* RECORDED INFORMATION:
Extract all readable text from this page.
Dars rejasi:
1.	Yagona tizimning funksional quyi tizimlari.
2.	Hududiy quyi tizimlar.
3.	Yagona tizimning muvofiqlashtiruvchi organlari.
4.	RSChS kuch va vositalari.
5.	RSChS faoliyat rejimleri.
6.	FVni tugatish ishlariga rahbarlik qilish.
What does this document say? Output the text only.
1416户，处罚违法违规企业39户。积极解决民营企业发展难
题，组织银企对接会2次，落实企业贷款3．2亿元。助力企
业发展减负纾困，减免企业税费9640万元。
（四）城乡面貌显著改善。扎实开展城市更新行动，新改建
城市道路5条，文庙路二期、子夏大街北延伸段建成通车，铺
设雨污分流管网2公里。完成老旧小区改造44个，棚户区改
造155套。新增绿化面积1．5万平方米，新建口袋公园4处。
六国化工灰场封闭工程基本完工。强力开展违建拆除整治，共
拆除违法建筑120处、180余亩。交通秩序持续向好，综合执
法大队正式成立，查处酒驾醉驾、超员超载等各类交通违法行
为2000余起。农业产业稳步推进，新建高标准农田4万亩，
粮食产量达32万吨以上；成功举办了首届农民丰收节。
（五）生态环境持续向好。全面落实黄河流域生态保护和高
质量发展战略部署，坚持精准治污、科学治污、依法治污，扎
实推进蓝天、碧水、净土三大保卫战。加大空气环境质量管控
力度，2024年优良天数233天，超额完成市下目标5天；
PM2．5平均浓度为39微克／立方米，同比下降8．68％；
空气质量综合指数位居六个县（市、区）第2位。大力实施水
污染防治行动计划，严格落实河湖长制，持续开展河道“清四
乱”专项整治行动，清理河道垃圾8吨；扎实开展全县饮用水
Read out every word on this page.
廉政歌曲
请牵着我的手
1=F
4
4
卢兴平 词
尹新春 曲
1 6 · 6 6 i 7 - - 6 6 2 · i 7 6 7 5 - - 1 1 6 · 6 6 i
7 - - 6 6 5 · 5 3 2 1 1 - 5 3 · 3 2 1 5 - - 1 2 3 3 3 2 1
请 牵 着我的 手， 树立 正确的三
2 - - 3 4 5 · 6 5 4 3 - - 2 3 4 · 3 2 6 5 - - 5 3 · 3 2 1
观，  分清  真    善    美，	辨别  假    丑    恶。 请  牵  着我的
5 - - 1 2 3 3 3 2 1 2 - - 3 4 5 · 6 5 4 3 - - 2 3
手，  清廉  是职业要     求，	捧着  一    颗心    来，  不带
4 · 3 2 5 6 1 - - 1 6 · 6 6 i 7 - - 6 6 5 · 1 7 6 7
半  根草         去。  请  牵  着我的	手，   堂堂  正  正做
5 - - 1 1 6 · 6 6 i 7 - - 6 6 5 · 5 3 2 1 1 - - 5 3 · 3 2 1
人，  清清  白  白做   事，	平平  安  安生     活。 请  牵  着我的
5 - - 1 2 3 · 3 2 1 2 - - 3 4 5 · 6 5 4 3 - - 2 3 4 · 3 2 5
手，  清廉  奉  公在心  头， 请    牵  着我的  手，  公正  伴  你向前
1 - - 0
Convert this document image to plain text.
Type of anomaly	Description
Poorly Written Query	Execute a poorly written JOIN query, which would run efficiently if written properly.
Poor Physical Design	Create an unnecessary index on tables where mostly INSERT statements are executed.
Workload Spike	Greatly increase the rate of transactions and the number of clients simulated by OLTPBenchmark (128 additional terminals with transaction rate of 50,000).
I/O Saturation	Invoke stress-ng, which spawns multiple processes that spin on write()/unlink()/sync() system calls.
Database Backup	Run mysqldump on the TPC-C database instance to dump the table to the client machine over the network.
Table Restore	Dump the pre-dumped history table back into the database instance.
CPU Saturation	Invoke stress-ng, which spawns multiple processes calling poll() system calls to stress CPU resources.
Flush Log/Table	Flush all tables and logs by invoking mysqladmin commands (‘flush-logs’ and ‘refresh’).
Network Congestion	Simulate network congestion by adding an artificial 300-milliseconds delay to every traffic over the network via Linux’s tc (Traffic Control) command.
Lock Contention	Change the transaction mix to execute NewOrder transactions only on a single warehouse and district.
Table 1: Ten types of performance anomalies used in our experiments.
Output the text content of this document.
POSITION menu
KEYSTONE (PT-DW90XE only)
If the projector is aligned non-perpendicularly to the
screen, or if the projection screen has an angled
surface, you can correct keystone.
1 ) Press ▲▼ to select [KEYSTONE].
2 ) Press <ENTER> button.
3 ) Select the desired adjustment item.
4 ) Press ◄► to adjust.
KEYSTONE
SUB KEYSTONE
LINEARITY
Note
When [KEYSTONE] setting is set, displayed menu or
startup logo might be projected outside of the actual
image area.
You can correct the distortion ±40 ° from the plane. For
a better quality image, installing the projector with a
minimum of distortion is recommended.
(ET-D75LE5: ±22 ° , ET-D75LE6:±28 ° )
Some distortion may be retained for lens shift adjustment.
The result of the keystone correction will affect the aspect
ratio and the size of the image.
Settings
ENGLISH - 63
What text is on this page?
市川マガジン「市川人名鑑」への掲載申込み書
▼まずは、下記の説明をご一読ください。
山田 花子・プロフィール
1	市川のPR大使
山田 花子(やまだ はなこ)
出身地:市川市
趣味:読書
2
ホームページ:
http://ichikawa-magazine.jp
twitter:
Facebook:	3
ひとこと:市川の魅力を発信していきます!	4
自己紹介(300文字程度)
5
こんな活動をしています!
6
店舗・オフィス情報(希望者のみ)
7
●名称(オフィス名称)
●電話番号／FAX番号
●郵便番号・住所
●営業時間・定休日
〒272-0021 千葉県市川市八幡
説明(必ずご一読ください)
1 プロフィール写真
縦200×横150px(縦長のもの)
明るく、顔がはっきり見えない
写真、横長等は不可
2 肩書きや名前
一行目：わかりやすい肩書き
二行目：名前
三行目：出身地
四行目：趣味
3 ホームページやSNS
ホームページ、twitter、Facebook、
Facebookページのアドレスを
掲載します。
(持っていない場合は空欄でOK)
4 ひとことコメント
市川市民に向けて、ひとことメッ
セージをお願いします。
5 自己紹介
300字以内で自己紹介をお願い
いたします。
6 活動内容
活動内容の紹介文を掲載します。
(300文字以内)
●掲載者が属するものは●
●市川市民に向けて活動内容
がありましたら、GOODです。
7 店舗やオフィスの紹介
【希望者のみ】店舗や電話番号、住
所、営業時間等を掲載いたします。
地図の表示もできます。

* EXERCISE AIM: Please reproduce every line of the material word for word.

* OUTPUT:
Extract all readable text from this page.
Dars rejasi:
1.	Yagona tizimning funksional quyi tizimlari.
2.	Hududiy quyi tizimlar.
3.	Yagona tizimning muvofiqlashtiruvchi organlari.
4.	RSChS kuch va vositalari.
5.	RSChS faoliyat rejimleri.
6.	FVni tugatish ishlariga rahbarlik qilish.
What does this document say? Output the text only.
1416户，处罚违法违规企业39户。积极解决民营企业发展难
题，组织银企对接会2次，落实企业贷款3．2亿元。助力企
业发展减负纾困，减免企业税费9640万元。
（四）城乡面貌显著改善。扎实开展城市更新行动，新改建
城市道路5条，文庙路二期、子夏大街北延伸段建成通车，铺
设雨污分流管网2公里。完成老旧小区改造44个，棚户区改
造155套。新增绿化面积1．5万平方米，新建口袋公园4处。
六国化工灰场封闭工程基本完工。强力开展违建拆除整治，共
拆除违法建筑120处、180余亩。交通秩序持续向好，综合执
法大队正式成立，查处酒驾醉驾、超员超载等各类交通违法行
为2000余起。农业产业稳步推进，新建高标准农田4万亩，
粮食产量达32万吨以上；成功举办了首届农民丰收节。
（五）生态环境持续向好。全面落实黄河流域生态保护和高
质量发展战略部署，坚持精准治污、科学治污、依法治污，扎
实推进蓝天、碧水、净土三大保卫战。加大空气环境质量管控
力度，2024年优良天数233天，超额完成市下目标5天；
PM2．5平均浓度为39微克／立方米，同比下降8．68％；
空气质量综合指数位居六个县（市、区）第2位。大力实施水
污染防治行动计划，严格落实河湖长制，持续开展河道“清四
乱”专项整治行动，清理河道垃圾8吨；扎实开展全县饮用水
Read out every word on this page.
廉政歌曲
请牵着我的手
1=F
4
4
卢兴平 词
尹新春 曲
1 6 · 6 6 i 7 - - 6 6 2 · i 7 6 7 5 - - 1 1 6 · 6 6 i
7 - - 6 6 5 · 5 3 2 1 1 - 5 3 · 3 2 1 5 - - 1 2 3 3 3 2 1
请 牵 着我的 手， 树立 正确的三
2 - - 3 4 5 · 6 5 4 3 - - 2 3 4 · 3 2 6 5 - - 5 3 · 3 2 1
观，  分清  真    善    美，	辨别  假    丑    恶。 请  牵  着我的
5 - - 1 2 3 3 3 2 1 2 - - 3 4 5 · 6 5 4 3 - - 2 3
手，  清廉  是职业要     求，	捧着  一    颗心    来，  不带
4 · 3 2 5 6 1 - - 1 6 · 6 6 i 7 - - 6 6 5 · 1 7 6 7
半  根草         去。  请  牵  着我的	手，   堂堂  正  正做
5 - - 1 1 6 · 6 6 i 7 - - 6 6 5 · 5 3 2 1 1 - - 5 3 · 3 2 1
人，  清清  白  白做   事，	平平  安  安生     活。 请  牵  着我的
5 - - 1 2 3 · 3 2 1 2 - - 3 4 5 · 6 5 4 3 - - 2 3 4 · 3 2 5
手，  清廉  奉  公在心  头， 请    牵  着我的  手，  公正  伴  你向前
1 - - 0
Convert this document image to plain text.
Type of anomaly	Description
Poorly Written Query	Execute a poorly written JOIN query, which would run efficiently if written properly.
Poor Physical Design	Create an unnecessary index on tables where mostly INSERT statements are executed.
Workload Spike	Greatly increase the rate of transactions and the number of clients simulated by OLTPBenchmark (128 additional terminals with transaction rate of 50,000).
I/O Saturation	Invoke stress-ng, which spawns multiple processes that spin on write()/unlink()/sync() system calls.
Database Backup	Run mysqldump on the TPC-C database instance to dump the table to the client machine over the network.
Table Restore	Dump the pre-dumped history table back into the database instance.
CPU Saturation	Invoke stress-ng, which spawns multiple processes calling poll() system calls to stress CPU resources.
Flush Log/Table	Flush all tables and logs by invoking mysqladmin commands (‘flush-logs’ and ‘refresh’).
Network Congestion	Simulate network congestion by adding an artificial 300-milliseconds delay to every traffic over the network via Linux’s tc (Traffic Control) command.
Lock Contention	Change the transaction mix to execute NewOrder transactions only on a single warehouse and district.
Table 1: Ten types of performance anomalies used in our experiments.
Output the text content of this document.
POSITION menu
KEYSTONE (PT-DW90XE only)
If the projector is aligned non-perpendicularly to the
screen, or if the projection screen has an angled
surface, you can correct keystone.
1 ) Press ▲▼ to select [KEYSTONE].
2 ) Press <ENTER> button.
3 ) Select the desired adjustment item.
4 ) Press ◄► to adjust.
KEYSTONE
SUB KEYSTONE
LINEARITY
Note
When [KEYSTONE] setting is set, displayed menu or
startup logo might be projected outside of the actual
image area.
You can correct the distortion ±40 ° from the plane. For
a better quality image, installing the projector with a
minimum of distortion is recommended.
(ET-D75LE5: ±22 ° , ET-D75LE6:±28 ° )
Some distortion may be retained for lens shift adjustment.
The result of the keystone correction will affect the aspect
ratio and the size of the image.
Settings
ENGLISH - 63
What text is on this page?
市川マガジン「市川人名鑑」への掲載申込み書
▼まずは、下記の説明をご一読ください。
山田 花子・プロフィール
1	市川のPR大使
山田 花子(やまだ はなこ)
出身地:市川市
趣味:読書
2
ホームページ:
http://ichikawa-magazine.jp
twitter:
Facebook:	3
ひとこと:市川の魅力を発信していきます!	4
自己紹介(300文字程度)
5
こんな活動をしています!
6
店舗・オフィス情報(希望者のみ)
7
●名称(オフィス名称)
●電話番号／FAX番号
●郵便番号・住所
●営業時間・定休日
〒272-0021 千葉県市川市八幡
説明(必ずご一読ください)
1 プロフィール写真
縦200×横150px(縦長のもの)
明るく、顔がはっきり見えない
写真、横長等は不可
2 肩書きや名前
一行目：わかりやすい肩書き
二行目：名前
三行目：出身地
四行目：趣味
3 ホームページやSNS
ホームページ、twitter、Facebook、
Facebookページのアドレスを
掲載します。
(持っていない場合は空欄でOK)
4 ひとことコメント
市川市民に向けて、ひとことメッ
セージをお願いします。
5 自己紹介
300字以内で自己紹介をお願い
いたします。
6 活動内容
活動内容の紹介文を掲載します。
(300文字以内)
●掲載者が属するものは●
●市川市民に向けて活動内容
がありましたら、GOODです。
7 店舗やオフィスの紹介
【希望者のみ】店舗や電話番号、住
所、営業時間等を掲載いたします。
地図の表示もできます。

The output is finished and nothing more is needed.